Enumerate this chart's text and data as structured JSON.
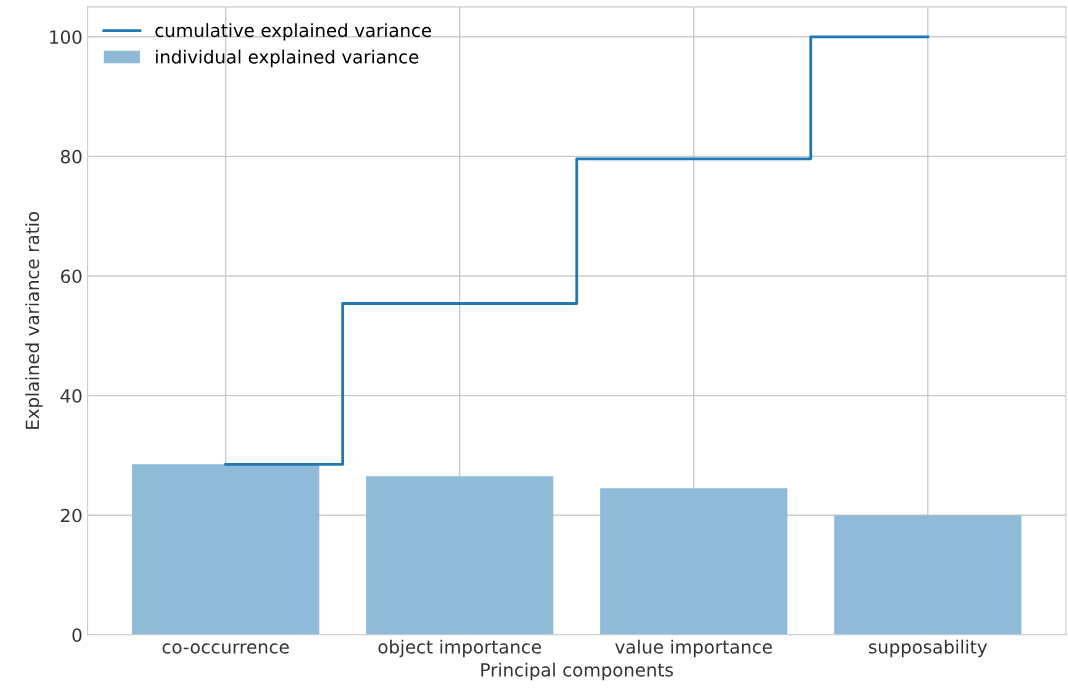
{
  "chart_data": {
    "type": "bar",
    "xlabel": "Principal components",
    "ylabel": "Explained variance ratio",
    "categories": [
      "co-occurrence",
      "object importance",
      "value importance",
      "supposability"
    ],
    "series": [
      {
        "name": "individual explained variance",
        "color": "#8fbbd9",
        "values": [
          28.5,
          26.5,
          24.5,
          20.0
        ]
      },
      {
        "name": "cumulative explained variance",
        "type": "step",
        "color": "#1f77b4",
        "values": [
          28.5,
          55.4,
          79.6,
          100
        ]
      }
    ],
    "ylim": [
      0,
      105
    ],
    "yticks": [
      0,
      20,
      40,
      60,
      80,
      100
    ],
    "grid": true,
    "legend": "top left"
  }
}
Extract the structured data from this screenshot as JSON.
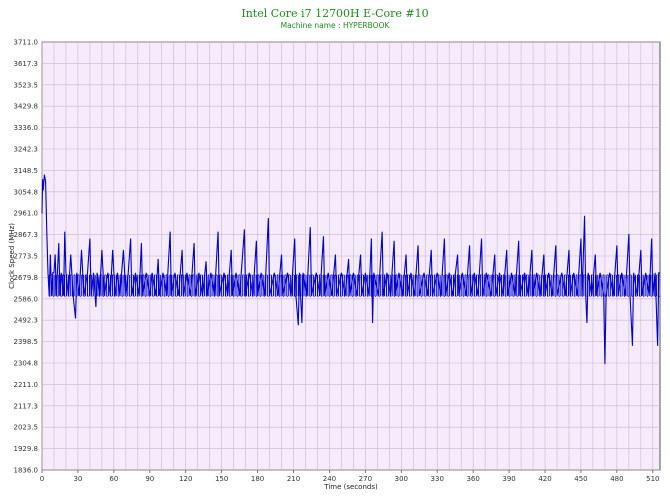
{
  "chart_data": {
    "type": "line",
    "title": "Intel Core i7 12700H E-Core #10",
    "subtitle": "Machine name : HYPERBOOK",
    "xlabel": "Time (seconds)",
    "ylabel": "Clock Speed (MHz)",
    "xlim": [
      0,
      516
    ],
    "ylim": [
      1836.0,
      3711.0
    ],
    "x_ticks": [
      0,
      30,
      60,
      90,
      120,
      150,
      180,
      210,
      240,
      270,
      300,
      330,
      360,
      390,
      420,
      450,
      480,
      510
    ],
    "y_ticks": [
      "3711.0",
      "3617.3",
      "3523.5",
      "3429.8",
      "3336.0",
      "3242.3",
      "3148.5",
      "3054.8",
      "2961.0",
      "2867.3",
      "2773.5",
      "2679.8",
      "2586.0",
      "2492.3",
      "2398.5",
      "2304.8",
      "2211.0",
      "2117.3",
      "2023.5",
      "1929.8",
      "1836.0"
    ],
    "grid": true,
    "colors": {
      "background": "#f5ebfa",
      "grid": "#c9b8cf",
      "line": "#0000cc",
      "title": "#1e8a1e"
    },
    "series": [
      {
        "baseline_high": 2691,
        "baseline_low": 2597,
        "points": [
          [
            0,
            2960
          ],
          [
            0.5,
            3110
          ],
          [
            1,
            3060
          ],
          [
            2,
            3130
          ],
          [
            3,
            3100
          ],
          [
            4,
            2880
          ],
          [
            5,
            2700
          ],
          [
            6,
            2600
          ],
          [
            7,
            2780
          ],
          [
            8,
            2600
          ],
          [
            9,
            2700
          ],
          [
            10,
            2700
          ],
          [
            11,
            2780
          ],
          [
            12,
            2600
          ],
          [
            14,
            2830
          ],
          [
            15,
            2600
          ],
          [
            16,
            2700
          ],
          [
            18,
            2600
          ],
          [
            19,
            2880
          ],
          [
            20,
            2700
          ],
          [
            22,
            2600
          ],
          [
            24,
            2780
          ],
          [
            26,
            2600
          ],
          [
            28,
            2500
          ],
          [
            29,
            2700
          ],
          [
            31,
            2600
          ],
          [
            33,
            2800
          ],
          [
            35,
            2600
          ],
          [
            38,
            2700
          ],
          [
            40,
            2850
          ],
          [
            41,
            2600
          ],
          [
            43,
            2700
          ],
          [
            45,
            2550
          ],
          [
            46,
            2700
          ],
          [
            48,
            2600
          ],
          [
            50,
            2800
          ],
          [
            52,
            2600
          ],
          [
            55,
            2700
          ],
          [
            57,
            2600
          ],
          [
            59,
            2800
          ],
          [
            61,
            2600
          ],
          [
            63,
            2700
          ],
          [
            65,
            2600
          ],
          [
            68,
            2800
          ],
          [
            70,
            2600
          ],
          [
            72,
            2700
          ],
          [
            74,
            2850
          ],
          [
            75,
            2600
          ],
          [
            78,
            2700
          ],
          [
            81,
            2600
          ],
          [
            83,
            2830
          ],
          [
            84,
            2600
          ],
          [
            87,
            2700
          ],
          [
            90,
            2600
          ],
          [
            92,
            2700
          ],
          [
            95,
            2600
          ],
          [
            97,
            2760
          ],
          [
            98,
            2600
          ],
          [
            101,
            2700
          ],
          [
            104,
            2600
          ],
          [
            107,
            2880
          ],
          [
            108,
            2600
          ],
          [
            111,
            2700
          ],
          [
            114,
            2600
          ],
          [
            117,
            2800
          ],
          [
            118,
            2600
          ],
          [
            121,
            2700
          ],
          [
            124,
            2600
          ],
          [
            127,
            2830
          ],
          [
            128,
            2600
          ],
          [
            131,
            2700
          ],
          [
            134,
            2600
          ],
          [
            137,
            2750
          ],
          [
            138,
            2600
          ],
          [
            141,
            2700
          ],
          [
            144,
            2600
          ],
          [
            147,
            2880
          ],
          [
            148,
            2600
          ],
          [
            152,
            2700
          ],
          [
            155,
            2600
          ],
          [
            158,
            2800
          ],
          [
            159,
            2600
          ],
          [
            162,
            2700
          ],
          [
            165,
            2600
          ],
          [
            169,
            2890
          ],
          [
            170,
            2600
          ],
          [
            173,
            2700
          ],
          [
            176,
            2600
          ],
          [
            179,
            2840
          ],
          [
            180,
            2600
          ],
          [
            183,
            2700
          ],
          [
            186,
            2600
          ],
          [
            189,
            2940
          ],
          [
            190,
            2600
          ],
          [
            194,
            2700
          ],
          [
            197,
            2600
          ],
          [
            200,
            2780
          ],
          [
            201,
            2600
          ],
          [
            205,
            2700
          ],
          [
            208,
            2600
          ],
          [
            211,
            2850
          ],
          [
            212,
            2600
          ],
          [
            214,
            2470
          ],
          [
            215,
            2700
          ],
          [
            217,
            2480
          ],
          [
            218,
            2700
          ],
          [
            221,
            2600
          ],
          [
            224,
            2900
          ],
          [
            225,
            2600
          ],
          [
            229,
            2700
          ],
          [
            232,
            2600
          ],
          [
            235,
            2860
          ],
          [
            236,
            2600
          ],
          [
            239,
            2700
          ],
          [
            242,
            2600
          ],
          [
            245,
            2780
          ],
          [
            246,
            2600
          ],
          [
            250,
            2700
          ],
          [
            253,
            2600
          ],
          [
            256,
            2760
          ],
          [
            257,
            2600
          ],
          [
            260,
            2700
          ],
          [
            263,
            2600
          ],
          [
            266,
            2780
          ],
          [
            267,
            2600
          ],
          [
            270,
            2700
          ],
          [
            273,
            2600
          ],
          [
            275,
            2850
          ],
          [
            276,
            2480
          ],
          [
            277,
            2700
          ],
          [
            281,
            2600
          ],
          [
            284,
            2880
          ],
          [
            285,
            2600
          ],
          [
            288,
            2700
          ],
          [
            291,
            2600
          ],
          [
            294,
            2840
          ],
          [
            295,
            2600
          ],
          [
            298,
            2700
          ],
          [
            301,
            2600
          ],
          [
            304,
            2780
          ],
          [
            305,
            2600
          ],
          [
            308,
            2700
          ],
          [
            311,
            2600
          ],
          [
            314,
            2820
          ],
          [
            315,
            2600
          ],
          [
            319,
            2700
          ],
          [
            322,
            2600
          ],
          [
            325,
            2800
          ],
          [
            326,
            2600
          ],
          [
            330,
            2700
          ],
          [
            333,
            2600
          ],
          [
            336,
            2850
          ],
          [
            337,
            2600
          ],
          [
            340,
            2700
          ],
          [
            343,
            2600
          ],
          [
            347,
            2780
          ],
          [
            348,
            2600
          ],
          [
            351,
            2700
          ],
          [
            354,
            2600
          ],
          [
            357,
            2820
          ],
          [
            358,
            2600
          ],
          [
            361,
            2700
          ],
          [
            364,
            2600
          ],
          [
            367,
            2850
          ],
          [
            368,
            2600
          ],
          [
            371,
            2700
          ],
          [
            375,
            2600
          ],
          [
            378,
            2780
          ],
          [
            379,
            2600
          ],
          [
            382,
            2700
          ],
          [
            385,
            2600
          ],
          [
            388,
            2800
          ],
          [
            389,
            2600
          ],
          [
            392,
            2700
          ],
          [
            395,
            2600
          ],
          [
            398,
            2840
          ],
          [
            399,
            2600
          ],
          [
            403,
            2700
          ],
          [
            406,
            2600
          ],
          [
            409,
            2800
          ],
          [
            410,
            2600
          ],
          [
            413,
            2700
          ],
          [
            416,
            2600
          ],
          [
            419,
            2780
          ],
          [
            420,
            2600
          ],
          [
            423,
            2700
          ],
          [
            426,
            2600
          ],
          [
            429,
            2820
          ],
          [
            430,
            2600
          ],
          [
            434,
            2700
          ],
          [
            437,
            2600
          ],
          [
            440,
            2800
          ],
          [
            441,
            2600
          ],
          [
            444,
            2700
          ],
          [
            447,
            2600
          ],
          [
            450,
            2850
          ],
          [
            451,
            2600
          ],
          [
            453,
            2950
          ],
          [
            454,
            2600
          ],
          [
            455,
            2480
          ],
          [
            456,
            2700
          ],
          [
            459,
            2600
          ],
          [
            462,
            2780
          ],
          [
            463,
            2600
          ],
          [
            466,
            2700
          ],
          [
            469,
            2600
          ],
          [
            470,
            2300
          ],
          [
            471,
            2600
          ],
          [
            474,
            2700
          ],
          [
            477,
            2600
          ],
          [
            480,
            2820
          ],
          [
            481,
            2600
          ],
          [
            484,
            2700
          ],
          [
            487,
            2600
          ],
          [
            490,
            2870
          ],
          [
            491,
            2600
          ],
          [
            493,
            2380
          ],
          [
            494,
            2700
          ],
          [
            497,
            2600
          ],
          [
            500,
            2800
          ],
          [
            501,
            2600
          ],
          [
            504,
            2700
          ],
          [
            507,
            2600
          ],
          [
            509,
            2850
          ],
          [
            510,
            2600
          ],
          [
            512,
            2700
          ],
          [
            514,
            2380
          ],
          [
            515,
            2700
          ],
          [
            516,
            2700
          ]
        ]
      }
    ]
  }
}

--- Instructions for the task ---
Copy each line of the listing that includes "name".

--- Output ---
        "name": "individual explained variance",
        "name": "cumulative explained variance",
    "subtitle": "Machine name : HYPERBOOK",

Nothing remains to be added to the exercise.